_Brief A_:
Summarize the text about lupus medication in two sentences.
_Brief B_:
Please transcribe a passage from the text about lupus medication word for word. Begin at the words "I can’t manage" and stop after the words "pneumonia and sepsis.".

───── Document text ─────

I can’t manage without my medication for systemic lupus erythematosus (otherwise known as SLE or lupus). Not being able to access my essential treatment places me at a significantly high risk of serious infections more generally, and specifically to covid-19 or a relapse, with severe complications such as severe pneumonia and sepsis.
I was prescribed hydroxychloroquine in 2017 by my rheumatologist following life-threatening complications when I caught ‘flu. It happened during a flare-up of my autoimmune illness symptoms. Because lupus often lowers people’s immunity to pathogens, it leaves us vulnerable to severe infections and an abnormally aggressive immune response that causes inflammation throughout the body, and damages organs – sepsis. Within a couple of days of starting with ‘flu symptoms, I had advanced pneumonia and arrived at A&E already in septic shock. I very nearly died.
Many of the treatments used to treat severe lupus are immune suppressants. These also lower peoples’ resistance to infections, as do steroids, also commonly used to treat the widespread inflammation that autoimmune illness causes. I was originally prescribed injections of a chemotherapy called methotrextate to halt the advance of my illness.

───── Record extracts ─────

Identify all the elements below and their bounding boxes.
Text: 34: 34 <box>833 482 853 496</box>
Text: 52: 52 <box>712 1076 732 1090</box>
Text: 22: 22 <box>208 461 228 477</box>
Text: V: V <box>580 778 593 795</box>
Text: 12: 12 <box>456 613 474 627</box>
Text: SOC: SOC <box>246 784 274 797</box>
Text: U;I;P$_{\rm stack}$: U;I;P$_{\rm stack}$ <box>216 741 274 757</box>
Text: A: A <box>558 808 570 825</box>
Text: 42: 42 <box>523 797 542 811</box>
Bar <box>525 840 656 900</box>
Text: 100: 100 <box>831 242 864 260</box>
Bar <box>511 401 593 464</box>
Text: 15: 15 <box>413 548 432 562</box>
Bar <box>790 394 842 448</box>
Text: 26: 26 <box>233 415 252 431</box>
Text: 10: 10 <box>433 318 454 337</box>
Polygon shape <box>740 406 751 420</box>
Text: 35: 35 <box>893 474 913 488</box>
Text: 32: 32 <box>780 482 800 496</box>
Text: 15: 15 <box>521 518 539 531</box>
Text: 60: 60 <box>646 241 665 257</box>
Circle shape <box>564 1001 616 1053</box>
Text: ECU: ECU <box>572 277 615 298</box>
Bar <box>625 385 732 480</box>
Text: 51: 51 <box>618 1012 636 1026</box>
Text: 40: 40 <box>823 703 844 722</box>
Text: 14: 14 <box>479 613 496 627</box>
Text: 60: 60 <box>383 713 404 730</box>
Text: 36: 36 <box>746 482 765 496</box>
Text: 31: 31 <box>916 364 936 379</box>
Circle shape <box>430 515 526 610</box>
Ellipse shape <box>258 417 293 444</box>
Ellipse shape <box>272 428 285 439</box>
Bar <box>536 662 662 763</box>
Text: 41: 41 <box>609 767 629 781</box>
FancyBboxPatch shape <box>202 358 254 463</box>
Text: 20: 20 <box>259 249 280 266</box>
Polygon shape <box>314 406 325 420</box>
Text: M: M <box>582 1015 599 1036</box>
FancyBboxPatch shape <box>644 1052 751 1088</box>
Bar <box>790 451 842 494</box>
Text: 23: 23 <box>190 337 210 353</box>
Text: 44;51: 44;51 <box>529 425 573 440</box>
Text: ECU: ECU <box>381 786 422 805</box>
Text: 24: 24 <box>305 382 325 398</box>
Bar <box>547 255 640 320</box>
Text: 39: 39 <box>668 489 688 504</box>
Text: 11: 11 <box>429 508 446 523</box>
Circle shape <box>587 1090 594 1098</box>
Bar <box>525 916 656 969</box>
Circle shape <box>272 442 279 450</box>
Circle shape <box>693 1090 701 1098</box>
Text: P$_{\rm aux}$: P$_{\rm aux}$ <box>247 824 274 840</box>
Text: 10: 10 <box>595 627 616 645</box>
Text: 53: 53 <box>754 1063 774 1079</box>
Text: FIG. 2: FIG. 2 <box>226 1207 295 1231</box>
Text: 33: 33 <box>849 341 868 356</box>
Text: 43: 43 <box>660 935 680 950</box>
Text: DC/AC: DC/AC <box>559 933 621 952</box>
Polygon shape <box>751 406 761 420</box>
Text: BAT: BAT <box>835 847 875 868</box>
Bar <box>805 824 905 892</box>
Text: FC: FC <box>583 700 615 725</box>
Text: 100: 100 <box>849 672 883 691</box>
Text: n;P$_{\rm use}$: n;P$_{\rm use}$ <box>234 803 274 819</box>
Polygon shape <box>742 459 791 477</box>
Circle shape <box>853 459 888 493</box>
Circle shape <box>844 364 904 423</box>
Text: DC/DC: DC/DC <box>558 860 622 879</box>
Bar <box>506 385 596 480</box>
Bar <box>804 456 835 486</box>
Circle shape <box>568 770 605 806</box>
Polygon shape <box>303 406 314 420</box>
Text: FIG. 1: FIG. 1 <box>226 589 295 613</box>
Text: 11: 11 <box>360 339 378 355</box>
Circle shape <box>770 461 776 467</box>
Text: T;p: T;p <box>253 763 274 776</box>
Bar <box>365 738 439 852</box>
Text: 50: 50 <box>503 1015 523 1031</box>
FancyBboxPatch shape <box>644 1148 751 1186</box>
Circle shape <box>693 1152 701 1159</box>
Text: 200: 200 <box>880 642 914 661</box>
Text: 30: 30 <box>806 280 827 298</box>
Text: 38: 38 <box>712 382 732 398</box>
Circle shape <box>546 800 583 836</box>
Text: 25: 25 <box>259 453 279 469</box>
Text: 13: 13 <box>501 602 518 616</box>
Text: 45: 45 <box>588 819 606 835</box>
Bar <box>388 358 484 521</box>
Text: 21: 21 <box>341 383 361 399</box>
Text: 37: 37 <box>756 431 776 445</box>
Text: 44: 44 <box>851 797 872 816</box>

─────

_Reply A_:
The writer relies on medication for systemic lupus erythematosus, and without it would face a significantly high risk of serious infections, including covid-19, with complications such as severe pneumonia and sepsis. After nearly dying when a bout of flu during a flare-up turned into advanced pneumonia and septic shock, the writer was prescribed hydroxychloroquine in 2017, and many of the treatments for severe lupus are immune suppressants that, like steroids, lower resistance to infections.

_Reply B_:
I can’t manage without my medication for systemic lupus erythematosus (otherwise known as SLE or lupus). Not being able to access my essential treatment places me at a significantly high risk of serious infections more generally, and specifically to covid-19 or a relapse, with severe complications such as severe pneumonia and sepsis.